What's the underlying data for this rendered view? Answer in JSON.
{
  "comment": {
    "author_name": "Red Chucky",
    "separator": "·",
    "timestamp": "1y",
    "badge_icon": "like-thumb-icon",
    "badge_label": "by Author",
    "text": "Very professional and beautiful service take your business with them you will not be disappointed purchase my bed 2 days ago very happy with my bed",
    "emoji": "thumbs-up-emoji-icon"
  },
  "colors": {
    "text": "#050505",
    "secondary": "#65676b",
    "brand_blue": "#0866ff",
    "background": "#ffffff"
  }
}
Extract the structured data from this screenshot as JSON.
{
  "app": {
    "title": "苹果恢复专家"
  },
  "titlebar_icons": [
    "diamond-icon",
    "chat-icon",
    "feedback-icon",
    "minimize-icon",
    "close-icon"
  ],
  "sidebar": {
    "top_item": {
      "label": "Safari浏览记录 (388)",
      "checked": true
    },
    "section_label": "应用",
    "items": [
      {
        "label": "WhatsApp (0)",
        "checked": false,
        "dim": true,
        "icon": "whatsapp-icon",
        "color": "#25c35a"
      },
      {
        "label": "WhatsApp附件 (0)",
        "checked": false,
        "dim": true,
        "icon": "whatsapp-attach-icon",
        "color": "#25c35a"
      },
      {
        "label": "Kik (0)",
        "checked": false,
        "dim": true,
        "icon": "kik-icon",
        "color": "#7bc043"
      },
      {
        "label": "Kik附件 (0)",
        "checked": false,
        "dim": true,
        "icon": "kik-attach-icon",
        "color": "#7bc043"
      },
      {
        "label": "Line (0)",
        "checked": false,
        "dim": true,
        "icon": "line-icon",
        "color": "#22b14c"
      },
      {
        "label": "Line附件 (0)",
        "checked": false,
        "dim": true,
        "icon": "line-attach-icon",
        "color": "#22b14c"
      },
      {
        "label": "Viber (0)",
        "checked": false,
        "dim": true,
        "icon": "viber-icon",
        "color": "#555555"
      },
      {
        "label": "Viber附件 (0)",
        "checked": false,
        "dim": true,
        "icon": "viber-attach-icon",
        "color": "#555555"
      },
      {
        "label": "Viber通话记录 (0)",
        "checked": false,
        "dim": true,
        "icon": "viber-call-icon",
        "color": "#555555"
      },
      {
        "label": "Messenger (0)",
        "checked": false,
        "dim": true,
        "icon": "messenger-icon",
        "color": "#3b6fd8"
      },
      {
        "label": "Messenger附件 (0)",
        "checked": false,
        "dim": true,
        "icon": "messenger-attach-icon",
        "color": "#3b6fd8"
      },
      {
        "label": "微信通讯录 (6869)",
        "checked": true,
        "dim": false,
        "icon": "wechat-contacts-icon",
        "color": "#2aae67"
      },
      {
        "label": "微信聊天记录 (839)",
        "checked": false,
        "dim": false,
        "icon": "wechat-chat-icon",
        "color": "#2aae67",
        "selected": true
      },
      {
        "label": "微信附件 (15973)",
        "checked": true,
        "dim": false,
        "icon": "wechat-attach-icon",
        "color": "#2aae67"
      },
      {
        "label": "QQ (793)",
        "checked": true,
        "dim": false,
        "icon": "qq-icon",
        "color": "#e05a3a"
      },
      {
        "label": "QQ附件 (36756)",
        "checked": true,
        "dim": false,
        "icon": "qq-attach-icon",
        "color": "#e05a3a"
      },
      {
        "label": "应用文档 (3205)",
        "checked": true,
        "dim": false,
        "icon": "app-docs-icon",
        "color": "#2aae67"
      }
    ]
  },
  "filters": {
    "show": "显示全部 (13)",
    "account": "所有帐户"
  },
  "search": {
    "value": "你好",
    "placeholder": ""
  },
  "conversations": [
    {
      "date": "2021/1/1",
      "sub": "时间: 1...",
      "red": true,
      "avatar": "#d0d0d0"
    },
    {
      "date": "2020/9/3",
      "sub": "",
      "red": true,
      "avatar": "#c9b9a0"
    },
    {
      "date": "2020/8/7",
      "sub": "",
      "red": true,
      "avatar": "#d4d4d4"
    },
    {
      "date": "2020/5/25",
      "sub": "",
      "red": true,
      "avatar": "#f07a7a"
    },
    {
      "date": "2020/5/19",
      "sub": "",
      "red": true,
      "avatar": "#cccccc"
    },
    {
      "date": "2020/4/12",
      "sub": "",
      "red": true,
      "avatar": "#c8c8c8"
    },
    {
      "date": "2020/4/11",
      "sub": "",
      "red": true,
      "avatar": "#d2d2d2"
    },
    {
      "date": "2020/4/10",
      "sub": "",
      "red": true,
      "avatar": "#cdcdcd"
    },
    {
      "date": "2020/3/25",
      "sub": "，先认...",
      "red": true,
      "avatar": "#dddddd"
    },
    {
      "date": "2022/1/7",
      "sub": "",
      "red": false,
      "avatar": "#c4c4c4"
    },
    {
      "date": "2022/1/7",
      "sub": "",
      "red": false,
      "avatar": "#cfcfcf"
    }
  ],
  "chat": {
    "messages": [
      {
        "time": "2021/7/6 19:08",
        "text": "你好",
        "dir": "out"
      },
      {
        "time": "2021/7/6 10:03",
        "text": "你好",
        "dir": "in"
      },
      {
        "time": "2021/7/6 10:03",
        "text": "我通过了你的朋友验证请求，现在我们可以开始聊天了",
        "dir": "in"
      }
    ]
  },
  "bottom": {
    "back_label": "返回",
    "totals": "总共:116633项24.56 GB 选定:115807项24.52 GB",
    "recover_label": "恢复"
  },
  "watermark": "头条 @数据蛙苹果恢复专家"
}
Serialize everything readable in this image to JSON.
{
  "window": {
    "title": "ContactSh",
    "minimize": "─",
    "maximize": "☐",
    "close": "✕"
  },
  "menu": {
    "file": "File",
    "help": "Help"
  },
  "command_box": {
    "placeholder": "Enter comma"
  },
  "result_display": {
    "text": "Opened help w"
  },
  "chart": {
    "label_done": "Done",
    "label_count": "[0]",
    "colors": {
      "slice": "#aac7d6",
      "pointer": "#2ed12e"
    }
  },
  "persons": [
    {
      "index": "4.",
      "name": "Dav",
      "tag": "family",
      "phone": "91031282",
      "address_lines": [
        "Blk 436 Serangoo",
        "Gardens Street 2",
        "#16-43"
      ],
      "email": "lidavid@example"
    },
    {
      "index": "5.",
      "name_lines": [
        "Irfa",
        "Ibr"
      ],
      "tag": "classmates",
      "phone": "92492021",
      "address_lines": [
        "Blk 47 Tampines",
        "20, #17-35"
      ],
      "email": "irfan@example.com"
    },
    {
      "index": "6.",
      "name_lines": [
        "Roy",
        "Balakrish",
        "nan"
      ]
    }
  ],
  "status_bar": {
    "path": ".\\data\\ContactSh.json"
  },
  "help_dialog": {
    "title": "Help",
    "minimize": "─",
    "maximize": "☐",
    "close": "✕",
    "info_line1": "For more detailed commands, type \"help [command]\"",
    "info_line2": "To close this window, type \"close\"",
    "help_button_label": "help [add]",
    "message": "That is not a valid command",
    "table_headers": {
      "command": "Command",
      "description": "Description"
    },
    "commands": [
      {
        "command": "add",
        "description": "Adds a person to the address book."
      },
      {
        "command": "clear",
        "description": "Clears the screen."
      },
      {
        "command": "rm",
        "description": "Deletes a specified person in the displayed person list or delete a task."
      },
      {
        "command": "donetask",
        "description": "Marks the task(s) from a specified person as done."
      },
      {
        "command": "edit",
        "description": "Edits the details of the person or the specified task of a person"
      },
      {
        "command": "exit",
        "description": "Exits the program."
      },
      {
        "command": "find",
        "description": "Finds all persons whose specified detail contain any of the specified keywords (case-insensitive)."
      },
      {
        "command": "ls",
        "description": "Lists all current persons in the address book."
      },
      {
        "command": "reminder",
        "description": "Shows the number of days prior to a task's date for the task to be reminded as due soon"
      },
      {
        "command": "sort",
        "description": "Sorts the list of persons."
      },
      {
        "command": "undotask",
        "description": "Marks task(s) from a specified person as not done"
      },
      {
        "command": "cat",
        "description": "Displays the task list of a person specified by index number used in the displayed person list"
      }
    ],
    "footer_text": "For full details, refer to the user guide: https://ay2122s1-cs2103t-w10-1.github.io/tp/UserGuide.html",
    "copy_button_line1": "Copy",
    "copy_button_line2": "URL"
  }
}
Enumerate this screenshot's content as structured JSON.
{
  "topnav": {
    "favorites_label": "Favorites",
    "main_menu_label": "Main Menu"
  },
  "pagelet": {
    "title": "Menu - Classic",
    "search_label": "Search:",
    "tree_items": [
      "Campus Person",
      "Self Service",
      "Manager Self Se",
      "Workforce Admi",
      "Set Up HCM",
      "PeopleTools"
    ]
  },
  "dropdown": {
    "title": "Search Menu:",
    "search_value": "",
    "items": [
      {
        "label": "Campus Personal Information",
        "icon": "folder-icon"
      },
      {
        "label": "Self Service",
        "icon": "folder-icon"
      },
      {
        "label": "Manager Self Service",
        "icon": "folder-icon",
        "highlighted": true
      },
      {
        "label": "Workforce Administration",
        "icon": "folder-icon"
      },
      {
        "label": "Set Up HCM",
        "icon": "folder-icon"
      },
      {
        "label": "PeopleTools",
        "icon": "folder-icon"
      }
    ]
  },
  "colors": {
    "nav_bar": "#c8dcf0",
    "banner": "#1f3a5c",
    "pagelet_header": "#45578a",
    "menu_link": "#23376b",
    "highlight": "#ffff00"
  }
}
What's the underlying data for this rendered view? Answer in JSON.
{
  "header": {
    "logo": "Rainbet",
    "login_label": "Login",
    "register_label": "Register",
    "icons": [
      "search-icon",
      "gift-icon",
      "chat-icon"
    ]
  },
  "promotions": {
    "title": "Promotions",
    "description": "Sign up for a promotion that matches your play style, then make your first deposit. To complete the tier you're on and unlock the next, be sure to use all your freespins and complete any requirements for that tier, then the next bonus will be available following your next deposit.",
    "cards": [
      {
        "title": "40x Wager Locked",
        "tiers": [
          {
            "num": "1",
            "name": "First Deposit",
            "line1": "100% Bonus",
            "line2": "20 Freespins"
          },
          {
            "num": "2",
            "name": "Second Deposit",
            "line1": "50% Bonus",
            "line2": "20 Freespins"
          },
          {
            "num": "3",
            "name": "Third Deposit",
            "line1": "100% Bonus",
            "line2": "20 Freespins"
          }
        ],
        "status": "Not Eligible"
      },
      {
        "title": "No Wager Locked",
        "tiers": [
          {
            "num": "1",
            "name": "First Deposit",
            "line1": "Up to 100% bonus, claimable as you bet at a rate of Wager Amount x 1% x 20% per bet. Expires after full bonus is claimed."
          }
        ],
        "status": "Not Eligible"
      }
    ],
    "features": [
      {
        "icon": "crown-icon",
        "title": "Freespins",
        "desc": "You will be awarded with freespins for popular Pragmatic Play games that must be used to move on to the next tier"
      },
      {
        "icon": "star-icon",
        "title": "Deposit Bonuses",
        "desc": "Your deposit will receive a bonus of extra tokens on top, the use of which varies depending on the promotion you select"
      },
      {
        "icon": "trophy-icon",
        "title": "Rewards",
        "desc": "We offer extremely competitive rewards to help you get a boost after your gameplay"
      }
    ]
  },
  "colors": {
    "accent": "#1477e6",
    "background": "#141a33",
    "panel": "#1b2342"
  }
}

## STATED TASK
Gather each line holding the string "full".

## PROBLEM SOLUTION
    "footer_text": "For full details, refer to the user guide: https://ay2122s1-cs2103t-w10-1.github.io/tp/UserGuide.html",
            "line1": "Up to 100% bonus, claimable as you bet at a rate of Wager Amount x 1% x 20% per bet. Expires after full bonus is claimed."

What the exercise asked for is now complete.